=== Extrait cité ===
Kate Beckinsale, la star britannique de films tels que Love & Friendship, Canary Black et la série Underworld, a publié une vidéo sur les réseaux sociaux en réponse à Blake Lively, qui est impliquée dans une bataille juridique avec le réalisateur de It Ends With Us, Justin Baldoni. Beckinsale déclare avoir été « agressée » et « tripotée » sur des plateaux de tournage, et avoir été insultée et traitée de « salope » et de « pute » quand elle s’est plainte.
Dans la vidéo, Beckinsale raconte ses propres expériences négatives, affirmant avoir « 47 millions d’histoires » comme celle-ci. Elle explique avoir été « tripotée » par quelqu’un en qui elle avait vraiment confiance à l’âge de 18 ans sur un plateau. Elle s’est ensuite tournée vers l’actrice principale, connue pour être une défenseure des femmes, mais a été rejetée. Lively a déposé une plainte de 80 pages contre Baldoni, alléguant un comportement inapproprié lors du tournage de It Ends With Us, ainsi qu’une campagne de diffamation contre elle. Les allégations de Lively ont reçu un large soutien d’autres personnalités de l’industrie cinématographique, dont Amy Schumer, America Ferrera, Amber Heard et l’auteure de It Ends With Us, Colleen Hoover.
Beckinsale dénonce également le comportement d’un partenaire masculin « ivre » dont l’incapacité à apprendre ses répliques a causé des retards importants, l’empêchant ainsi de voir sa jeune fille pendant le tournage. Elle explique avoir été marginalisée et blâmée dès qu’elle a mentionné le problème.

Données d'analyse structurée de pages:
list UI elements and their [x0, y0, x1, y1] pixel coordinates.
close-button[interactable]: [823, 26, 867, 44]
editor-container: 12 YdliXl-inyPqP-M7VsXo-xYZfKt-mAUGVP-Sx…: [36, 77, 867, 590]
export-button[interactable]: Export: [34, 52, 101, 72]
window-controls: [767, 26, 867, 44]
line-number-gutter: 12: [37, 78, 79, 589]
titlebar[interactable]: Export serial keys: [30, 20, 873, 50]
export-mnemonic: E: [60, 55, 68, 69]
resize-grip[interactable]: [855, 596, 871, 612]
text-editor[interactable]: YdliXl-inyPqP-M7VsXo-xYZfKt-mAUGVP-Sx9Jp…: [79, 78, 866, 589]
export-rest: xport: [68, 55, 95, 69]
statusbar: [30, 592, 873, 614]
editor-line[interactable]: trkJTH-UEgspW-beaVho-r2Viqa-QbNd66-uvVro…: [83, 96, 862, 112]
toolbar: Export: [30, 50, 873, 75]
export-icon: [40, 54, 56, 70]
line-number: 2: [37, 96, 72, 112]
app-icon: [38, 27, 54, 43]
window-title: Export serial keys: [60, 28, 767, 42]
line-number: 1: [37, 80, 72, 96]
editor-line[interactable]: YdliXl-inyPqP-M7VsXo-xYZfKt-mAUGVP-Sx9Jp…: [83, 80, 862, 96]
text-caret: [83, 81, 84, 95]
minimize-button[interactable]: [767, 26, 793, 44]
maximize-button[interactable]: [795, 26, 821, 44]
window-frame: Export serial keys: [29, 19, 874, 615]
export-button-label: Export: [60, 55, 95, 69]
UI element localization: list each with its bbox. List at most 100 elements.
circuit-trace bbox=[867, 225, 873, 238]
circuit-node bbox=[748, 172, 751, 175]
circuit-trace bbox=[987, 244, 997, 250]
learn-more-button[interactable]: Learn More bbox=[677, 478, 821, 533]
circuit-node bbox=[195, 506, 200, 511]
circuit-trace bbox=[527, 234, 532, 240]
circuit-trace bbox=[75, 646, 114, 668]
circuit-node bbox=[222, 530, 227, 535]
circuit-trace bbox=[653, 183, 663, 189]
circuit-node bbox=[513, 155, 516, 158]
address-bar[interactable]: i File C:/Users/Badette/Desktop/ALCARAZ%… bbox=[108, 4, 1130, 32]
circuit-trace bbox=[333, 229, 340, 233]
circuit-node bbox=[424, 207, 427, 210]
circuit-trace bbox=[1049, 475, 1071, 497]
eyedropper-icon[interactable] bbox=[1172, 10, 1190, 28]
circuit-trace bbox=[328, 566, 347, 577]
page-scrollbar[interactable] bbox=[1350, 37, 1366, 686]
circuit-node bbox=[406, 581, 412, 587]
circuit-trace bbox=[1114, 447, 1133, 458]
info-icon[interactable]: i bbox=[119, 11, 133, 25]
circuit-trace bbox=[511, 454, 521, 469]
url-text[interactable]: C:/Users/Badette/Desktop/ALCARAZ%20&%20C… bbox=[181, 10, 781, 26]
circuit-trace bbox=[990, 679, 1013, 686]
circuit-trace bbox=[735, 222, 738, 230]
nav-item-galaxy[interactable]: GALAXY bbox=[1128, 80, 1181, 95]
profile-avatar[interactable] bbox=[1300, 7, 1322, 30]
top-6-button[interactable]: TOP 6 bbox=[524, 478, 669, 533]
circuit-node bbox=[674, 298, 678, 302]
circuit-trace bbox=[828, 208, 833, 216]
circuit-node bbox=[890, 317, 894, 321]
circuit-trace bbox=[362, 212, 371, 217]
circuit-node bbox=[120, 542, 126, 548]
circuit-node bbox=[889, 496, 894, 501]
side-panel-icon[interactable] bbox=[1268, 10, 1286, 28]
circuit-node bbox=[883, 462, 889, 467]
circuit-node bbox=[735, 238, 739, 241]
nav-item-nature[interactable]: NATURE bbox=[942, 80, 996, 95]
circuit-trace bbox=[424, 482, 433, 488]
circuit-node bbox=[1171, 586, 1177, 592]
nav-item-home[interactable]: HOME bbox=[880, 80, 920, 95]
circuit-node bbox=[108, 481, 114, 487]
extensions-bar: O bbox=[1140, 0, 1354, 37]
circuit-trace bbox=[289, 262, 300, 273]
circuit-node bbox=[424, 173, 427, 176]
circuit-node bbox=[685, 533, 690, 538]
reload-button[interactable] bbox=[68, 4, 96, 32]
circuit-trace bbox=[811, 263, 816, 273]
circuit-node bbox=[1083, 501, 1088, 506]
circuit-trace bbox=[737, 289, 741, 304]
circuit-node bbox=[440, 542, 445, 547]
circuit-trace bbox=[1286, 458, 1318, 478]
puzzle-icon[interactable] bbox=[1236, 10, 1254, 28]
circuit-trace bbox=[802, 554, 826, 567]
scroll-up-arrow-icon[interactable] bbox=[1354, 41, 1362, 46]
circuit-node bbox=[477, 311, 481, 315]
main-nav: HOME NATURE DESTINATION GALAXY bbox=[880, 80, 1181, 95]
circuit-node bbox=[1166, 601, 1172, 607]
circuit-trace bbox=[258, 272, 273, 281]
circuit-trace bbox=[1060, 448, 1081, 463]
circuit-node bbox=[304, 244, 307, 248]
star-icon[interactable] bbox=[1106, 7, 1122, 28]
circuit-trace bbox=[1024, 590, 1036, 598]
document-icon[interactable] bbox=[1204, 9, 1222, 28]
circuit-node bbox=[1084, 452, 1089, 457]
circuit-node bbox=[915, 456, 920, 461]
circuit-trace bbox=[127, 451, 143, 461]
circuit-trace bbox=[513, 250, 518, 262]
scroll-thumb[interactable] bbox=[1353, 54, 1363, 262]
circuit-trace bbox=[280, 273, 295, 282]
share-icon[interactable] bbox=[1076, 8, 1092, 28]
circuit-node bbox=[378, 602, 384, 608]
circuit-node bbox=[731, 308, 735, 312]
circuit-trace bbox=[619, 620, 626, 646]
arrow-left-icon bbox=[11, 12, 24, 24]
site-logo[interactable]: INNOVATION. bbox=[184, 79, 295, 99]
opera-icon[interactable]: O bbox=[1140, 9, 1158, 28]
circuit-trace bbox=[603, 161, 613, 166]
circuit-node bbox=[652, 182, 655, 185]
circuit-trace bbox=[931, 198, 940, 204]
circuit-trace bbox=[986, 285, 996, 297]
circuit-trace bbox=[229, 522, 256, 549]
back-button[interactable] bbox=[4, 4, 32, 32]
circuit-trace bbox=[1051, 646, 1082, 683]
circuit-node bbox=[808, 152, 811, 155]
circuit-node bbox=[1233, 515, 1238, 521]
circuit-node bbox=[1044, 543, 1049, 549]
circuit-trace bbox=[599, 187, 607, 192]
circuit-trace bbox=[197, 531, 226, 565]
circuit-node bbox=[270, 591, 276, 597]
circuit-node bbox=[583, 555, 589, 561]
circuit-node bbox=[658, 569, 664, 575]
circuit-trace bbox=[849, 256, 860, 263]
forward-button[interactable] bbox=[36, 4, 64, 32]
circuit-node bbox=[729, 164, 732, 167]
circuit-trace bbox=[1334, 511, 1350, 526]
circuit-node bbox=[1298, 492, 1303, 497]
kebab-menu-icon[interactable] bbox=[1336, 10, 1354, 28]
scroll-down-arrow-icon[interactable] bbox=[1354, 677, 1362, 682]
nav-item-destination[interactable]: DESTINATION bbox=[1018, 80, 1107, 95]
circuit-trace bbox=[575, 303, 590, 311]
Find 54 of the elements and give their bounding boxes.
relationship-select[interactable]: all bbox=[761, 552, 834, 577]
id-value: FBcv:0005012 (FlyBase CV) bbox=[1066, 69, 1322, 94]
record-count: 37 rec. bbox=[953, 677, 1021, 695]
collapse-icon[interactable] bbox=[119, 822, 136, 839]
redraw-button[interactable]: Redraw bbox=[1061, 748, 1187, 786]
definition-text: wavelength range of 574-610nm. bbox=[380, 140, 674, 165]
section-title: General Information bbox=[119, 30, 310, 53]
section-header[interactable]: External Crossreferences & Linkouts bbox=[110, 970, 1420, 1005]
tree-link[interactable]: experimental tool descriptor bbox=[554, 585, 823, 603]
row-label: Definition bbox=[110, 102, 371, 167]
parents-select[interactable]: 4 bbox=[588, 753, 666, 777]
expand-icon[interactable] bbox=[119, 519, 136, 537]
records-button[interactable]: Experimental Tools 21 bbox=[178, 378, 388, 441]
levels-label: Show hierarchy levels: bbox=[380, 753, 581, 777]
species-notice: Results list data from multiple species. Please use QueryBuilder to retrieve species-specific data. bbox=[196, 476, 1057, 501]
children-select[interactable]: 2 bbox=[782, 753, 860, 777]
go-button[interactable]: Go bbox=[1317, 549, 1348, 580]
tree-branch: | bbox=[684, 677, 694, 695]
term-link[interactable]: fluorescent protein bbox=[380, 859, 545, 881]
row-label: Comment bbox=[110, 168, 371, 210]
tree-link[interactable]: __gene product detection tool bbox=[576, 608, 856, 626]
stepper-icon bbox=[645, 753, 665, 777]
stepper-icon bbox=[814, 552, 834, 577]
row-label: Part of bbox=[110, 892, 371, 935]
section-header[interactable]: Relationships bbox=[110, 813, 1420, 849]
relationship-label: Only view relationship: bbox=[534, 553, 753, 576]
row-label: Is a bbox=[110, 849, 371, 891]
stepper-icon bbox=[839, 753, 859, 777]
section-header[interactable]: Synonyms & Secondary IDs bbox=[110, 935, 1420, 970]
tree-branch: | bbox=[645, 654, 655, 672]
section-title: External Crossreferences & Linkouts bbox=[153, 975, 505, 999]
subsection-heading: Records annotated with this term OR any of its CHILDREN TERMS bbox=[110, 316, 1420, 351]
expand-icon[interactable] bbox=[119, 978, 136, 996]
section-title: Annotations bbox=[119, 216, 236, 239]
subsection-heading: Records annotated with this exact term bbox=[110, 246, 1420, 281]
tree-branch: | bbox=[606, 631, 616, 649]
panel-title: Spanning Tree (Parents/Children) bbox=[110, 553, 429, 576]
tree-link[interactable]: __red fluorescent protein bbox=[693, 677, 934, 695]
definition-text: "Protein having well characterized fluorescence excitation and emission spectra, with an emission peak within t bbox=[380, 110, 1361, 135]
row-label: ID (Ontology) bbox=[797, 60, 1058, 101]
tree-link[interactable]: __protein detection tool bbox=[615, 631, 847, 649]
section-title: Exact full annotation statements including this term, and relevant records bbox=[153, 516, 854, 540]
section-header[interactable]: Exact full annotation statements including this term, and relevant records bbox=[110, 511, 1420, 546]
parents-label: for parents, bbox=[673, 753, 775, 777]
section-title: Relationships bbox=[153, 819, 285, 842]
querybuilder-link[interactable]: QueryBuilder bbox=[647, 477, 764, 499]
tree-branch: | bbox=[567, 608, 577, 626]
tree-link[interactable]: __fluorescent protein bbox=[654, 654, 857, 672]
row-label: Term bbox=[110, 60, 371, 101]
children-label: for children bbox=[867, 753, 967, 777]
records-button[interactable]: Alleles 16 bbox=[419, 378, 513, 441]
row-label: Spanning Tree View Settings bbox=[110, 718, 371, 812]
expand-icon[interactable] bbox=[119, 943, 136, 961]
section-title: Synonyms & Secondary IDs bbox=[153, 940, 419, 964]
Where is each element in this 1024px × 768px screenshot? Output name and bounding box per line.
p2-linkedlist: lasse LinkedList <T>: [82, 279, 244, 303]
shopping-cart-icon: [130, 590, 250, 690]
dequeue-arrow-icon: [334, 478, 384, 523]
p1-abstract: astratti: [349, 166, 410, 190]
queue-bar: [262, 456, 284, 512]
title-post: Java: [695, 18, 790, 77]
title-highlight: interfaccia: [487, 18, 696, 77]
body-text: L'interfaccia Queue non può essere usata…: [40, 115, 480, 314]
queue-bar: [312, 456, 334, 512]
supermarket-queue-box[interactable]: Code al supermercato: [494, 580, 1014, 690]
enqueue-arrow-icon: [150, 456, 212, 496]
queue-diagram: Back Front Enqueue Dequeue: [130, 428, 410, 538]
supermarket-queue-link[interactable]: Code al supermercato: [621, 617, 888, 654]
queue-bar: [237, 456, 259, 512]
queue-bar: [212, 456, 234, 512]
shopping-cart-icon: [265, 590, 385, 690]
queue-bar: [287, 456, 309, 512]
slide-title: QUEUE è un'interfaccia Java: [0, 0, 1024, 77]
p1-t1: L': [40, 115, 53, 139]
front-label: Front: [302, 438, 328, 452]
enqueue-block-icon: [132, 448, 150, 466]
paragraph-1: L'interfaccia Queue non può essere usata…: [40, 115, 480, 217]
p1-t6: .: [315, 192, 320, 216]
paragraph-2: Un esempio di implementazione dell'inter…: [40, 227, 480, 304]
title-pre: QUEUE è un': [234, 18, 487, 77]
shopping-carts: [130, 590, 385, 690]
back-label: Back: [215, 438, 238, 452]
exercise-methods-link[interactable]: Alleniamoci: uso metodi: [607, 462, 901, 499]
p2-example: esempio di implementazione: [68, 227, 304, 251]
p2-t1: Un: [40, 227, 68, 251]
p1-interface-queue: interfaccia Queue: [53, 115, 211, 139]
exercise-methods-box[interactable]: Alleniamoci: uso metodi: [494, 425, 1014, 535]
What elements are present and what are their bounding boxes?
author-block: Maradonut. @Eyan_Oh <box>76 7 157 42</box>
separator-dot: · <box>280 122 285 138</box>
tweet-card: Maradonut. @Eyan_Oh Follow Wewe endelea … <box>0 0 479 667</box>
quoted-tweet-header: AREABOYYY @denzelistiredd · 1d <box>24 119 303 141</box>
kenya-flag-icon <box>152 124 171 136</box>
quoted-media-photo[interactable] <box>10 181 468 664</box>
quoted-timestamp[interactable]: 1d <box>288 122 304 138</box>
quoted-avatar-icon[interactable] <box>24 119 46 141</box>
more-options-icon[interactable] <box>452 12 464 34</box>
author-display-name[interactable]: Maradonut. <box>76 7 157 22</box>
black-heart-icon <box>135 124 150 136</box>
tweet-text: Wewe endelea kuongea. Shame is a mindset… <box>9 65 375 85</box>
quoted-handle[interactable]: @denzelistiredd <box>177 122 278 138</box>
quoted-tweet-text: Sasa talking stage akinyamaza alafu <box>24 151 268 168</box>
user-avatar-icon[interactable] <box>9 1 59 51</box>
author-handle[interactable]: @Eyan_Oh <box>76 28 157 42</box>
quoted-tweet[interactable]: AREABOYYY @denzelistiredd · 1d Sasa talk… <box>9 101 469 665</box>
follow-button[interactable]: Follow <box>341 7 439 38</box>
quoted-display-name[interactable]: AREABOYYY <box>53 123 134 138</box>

=== Exercices à réaliser ===
**A)** Indiquez si chacune des affirmations suivantes concorde avec l'article sur Kate Beckinsale, en répondant par oui ou par non et en citant mot pour mot les termes de l'article qui tranchent : (i) Beckinsale avait 18 ans lorsqu'une personne en qui elle avait confiance l'a tripotée sur un plateau ; (ii) la plainte de Lively contre Baldoni compte 40 pages ; (iii) Colleen Hoover fait partie des personnes qui ont soutenu Lively.
**B)** Poursuivez l'article sur Kate Beckinsale à partir de sa dernière phrase.
Ces données n'ont aucun lien avec l'article sur Kate Beckinsale.

=== Corrigé ===
**A)**
(i) Oui : « par quelqu’un en qui elle avait vraiment confiance à l’âge de 18 ans sur un plateau ».
(ii) Non : « Lively a déposé une plainte de 80 pages contre Baldoni ».
(iii) Oui : « dont Amy Schumer, America Ferrera, Amber Heard et l’auteure de It Ends With Us, Colleen Hoover ».

**B)**
Une récente vidéo de l’actrice Kate Beckinsale a révélé les abus et les discriminations auxquels elle a été confrontée tout au long de sa carrière hollywoodienne. Elle a partagé des expériences de sexisme et de pressions exercées sur son apparence physique lors de tournages et de séances photo.
Beckinsale a également évoqué les pressions exercées sur son corps et son image. Elle a dû subir un régime alimentaire strict et intense qui a affecté son cycle menstruel. Elle a même été contrainte de participer à une séance photo le lendemain d’une fausse couche, malgré ses objections.
Dans une légende poignante de sa vidéo, Beckinsale souligne la facilité avec laquelle la haine contre les actrices peut être attisée, comme en témoignent les conversations entre publicistes et équipes de crise. Elle insiste sur le fait que dénoncer les abus ne devrait pas engendrer plus d’abus, surtout sur le lieu de travail où des mesures de protection devraient être en place.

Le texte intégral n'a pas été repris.